* Supplied entries:
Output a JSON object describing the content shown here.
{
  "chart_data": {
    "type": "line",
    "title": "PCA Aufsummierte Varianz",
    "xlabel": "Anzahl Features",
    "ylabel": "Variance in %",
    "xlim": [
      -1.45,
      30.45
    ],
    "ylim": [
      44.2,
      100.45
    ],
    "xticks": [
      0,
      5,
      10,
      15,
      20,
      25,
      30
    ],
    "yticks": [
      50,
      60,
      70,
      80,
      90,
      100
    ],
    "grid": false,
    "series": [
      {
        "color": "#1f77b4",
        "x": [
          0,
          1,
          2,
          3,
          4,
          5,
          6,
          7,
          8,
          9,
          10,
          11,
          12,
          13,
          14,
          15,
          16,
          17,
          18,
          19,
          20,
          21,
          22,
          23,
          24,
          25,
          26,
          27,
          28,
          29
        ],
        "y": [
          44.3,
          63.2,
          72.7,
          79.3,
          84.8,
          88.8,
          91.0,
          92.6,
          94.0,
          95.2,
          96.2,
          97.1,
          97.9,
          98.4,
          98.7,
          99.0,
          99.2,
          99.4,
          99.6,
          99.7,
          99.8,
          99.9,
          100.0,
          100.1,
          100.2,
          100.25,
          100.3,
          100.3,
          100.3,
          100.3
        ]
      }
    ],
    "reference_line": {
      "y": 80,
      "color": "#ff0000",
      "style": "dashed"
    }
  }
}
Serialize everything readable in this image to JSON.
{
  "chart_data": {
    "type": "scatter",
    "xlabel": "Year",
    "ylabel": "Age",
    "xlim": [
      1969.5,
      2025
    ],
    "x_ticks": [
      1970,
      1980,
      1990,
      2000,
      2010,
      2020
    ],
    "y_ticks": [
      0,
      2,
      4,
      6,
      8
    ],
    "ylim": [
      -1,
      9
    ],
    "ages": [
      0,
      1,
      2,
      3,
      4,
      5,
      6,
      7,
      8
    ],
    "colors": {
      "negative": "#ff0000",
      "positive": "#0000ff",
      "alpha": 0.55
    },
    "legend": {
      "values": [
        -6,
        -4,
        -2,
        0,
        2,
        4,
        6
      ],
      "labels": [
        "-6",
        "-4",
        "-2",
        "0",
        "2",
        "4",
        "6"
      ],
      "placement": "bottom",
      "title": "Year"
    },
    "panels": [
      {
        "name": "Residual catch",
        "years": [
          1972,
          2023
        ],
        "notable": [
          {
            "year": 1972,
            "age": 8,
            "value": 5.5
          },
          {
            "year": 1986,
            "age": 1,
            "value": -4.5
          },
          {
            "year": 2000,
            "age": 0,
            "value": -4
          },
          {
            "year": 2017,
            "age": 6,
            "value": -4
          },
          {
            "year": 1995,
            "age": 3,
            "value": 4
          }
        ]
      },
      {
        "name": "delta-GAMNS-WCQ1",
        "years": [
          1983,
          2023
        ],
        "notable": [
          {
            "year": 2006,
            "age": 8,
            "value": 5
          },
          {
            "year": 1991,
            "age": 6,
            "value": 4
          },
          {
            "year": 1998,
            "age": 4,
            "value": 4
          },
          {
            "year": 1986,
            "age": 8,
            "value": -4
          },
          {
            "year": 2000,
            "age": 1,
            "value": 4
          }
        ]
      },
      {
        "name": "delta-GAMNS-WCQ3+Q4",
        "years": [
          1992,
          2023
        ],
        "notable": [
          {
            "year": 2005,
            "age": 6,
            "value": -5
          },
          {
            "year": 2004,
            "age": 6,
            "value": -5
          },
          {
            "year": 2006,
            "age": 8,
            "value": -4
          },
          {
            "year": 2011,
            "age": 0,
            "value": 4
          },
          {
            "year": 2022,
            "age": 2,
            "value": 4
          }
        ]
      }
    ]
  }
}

* What you should do: Every entry needs to be retyped exactly.

* Written response:
Output a JSON object describing the content shown here.
{
  "chart_data": {
    "type": "line",
    "title": "PCA Aufsummierte Varianz",
    "xlabel": "Anzahl Features",
    "ylabel": "Variance in %",
    "xlim": [
      -1.45,
      30.45
    ],
    "ylim": [
      44.2,
      100.45
    ],
    "xticks": [
      0,
      5,
      10,
      15,
      20,
      25,
      30
    ],
    "yticks": [
      50,
      60,
      70,
      80,
      90,
      100
    ],
    "grid": false,
    "series": [
      {
        "color": "#1f77b4",
        "x": [
          0,
          1,
          2,
          3,
          4,
          5,
          6,
          7,
          8,
          9,
          10,
          11,
          12,
          13,
          14,
          15,
          16,
          17,
          18,
          19,
          20,
          21,
          22,
          23,
          24,
          25,
          26,
          27,
          28,
          29
        ],
        "y": [
          44.3,
          63.2,
          72.7,
          79.3,
          84.8,
          88.8,
          91.0,
          92.6,
          94.0,
          95.2,
          96.2,
          97.1,
          97.9,
          98.4,
          98.7,
          99.0,
          99.2,
          99.4,
          99.6,
          99.7,
          99.8,
          99.9,
          100.0,
          100.1,
          100.2,
          100.25,
          100.3,
          100.3,
          100.3,
          100.3
        ]
      }
    ],
    "reference_line": {
      "y": 80,
      "color": "#ff0000",
      "style": "dashed"
    }
  }
}
Serialize everything readable in this image to JSON.
{
  "chart_data": {
    "type": "scatter",
    "xlabel": "Year",
    "ylabel": "Age",
    "xlim": [
      1969.5,
      2025
    ],
    "x_ticks": [
      1970,
      1980,
      1990,
      2000,
      2010,
      2020
    ],
    "y_ticks": [
      0,
      2,
      4,
      6,
      8
    ],
    "ylim": [
      -1,
      9
    ],
    "ages": [
      0,
      1,
      2,
      3,
      4,
      5,
      6,
      7,
      8
    ],
    "colors": {
      "negative": "#ff0000",
      "positive": "#0000ff",
      "alpha": 0.55
    },
    "legend": {
      "values": [
        -6,
        -4,
        -2,
        0,
        2,
        4,
        6
      ],
      "labels": [
        "-6",
        "-4",
        "-2",
        "0",
        "2",
        "4",
        "6"
      ],
      "placement": "bottom",
      "title": "Year"
    },
    "panels": [
      {
        "name": "Residual catch",
        "years": [
          1972,
          2023
        ],
        "notable": [
          {
            "year": 1972,
            "age": 8,
            "value": 5.5
          },
          {
            "year": 1986,
            "age": 1,
            "value": -4.5
          },
          {
            "year": 2000,
            "age": 0,
            "value": -4
          },
          {
            "year": 2017,
            "age": 6,
            "value": -4
          },
          {
            "year": 1995,
            "age": 3,
            "value": 4
          }
        ]
      },
      {
        "name": "delta-GAMNS-WCQ1",
        "years": [
          1983,
          2023
        ],
        "notable": [
          {
            "year": 2006,
            "age": 8,
            "value": 5
          },
          {
            "year": 1991,
            "age": 6,
            "value": 4
          },
          {
            "year": 1998,
            "age": 4,
            "value": 4
          },
          {
            "year": 1986,
            "age": 8,
            "value": -4
          },
          {
            "year": 2000,
            "age": 1,
            "value": 4
          }
        ]
      },
      {
        "name": "delta-GAMNS-WCQ3+Q4",
        "years": [
          1992,
          2023
        ],
        "notable": [
          {
            "year": 2005,
            "age": 6,
            "value": -5
          },
          {
            "year": 2004,
            "age": 6,
            "value": -5
          },
          {
            "year": 2006,
            "age": 8,
            "value": -4
          },
          {
            "year": 2011,
            "age": 0,
            "value": 4
          },
          {
            "year": 2022,
            "age": 2,
            "value": 4
          }
        ]
      }
    ]
  }
}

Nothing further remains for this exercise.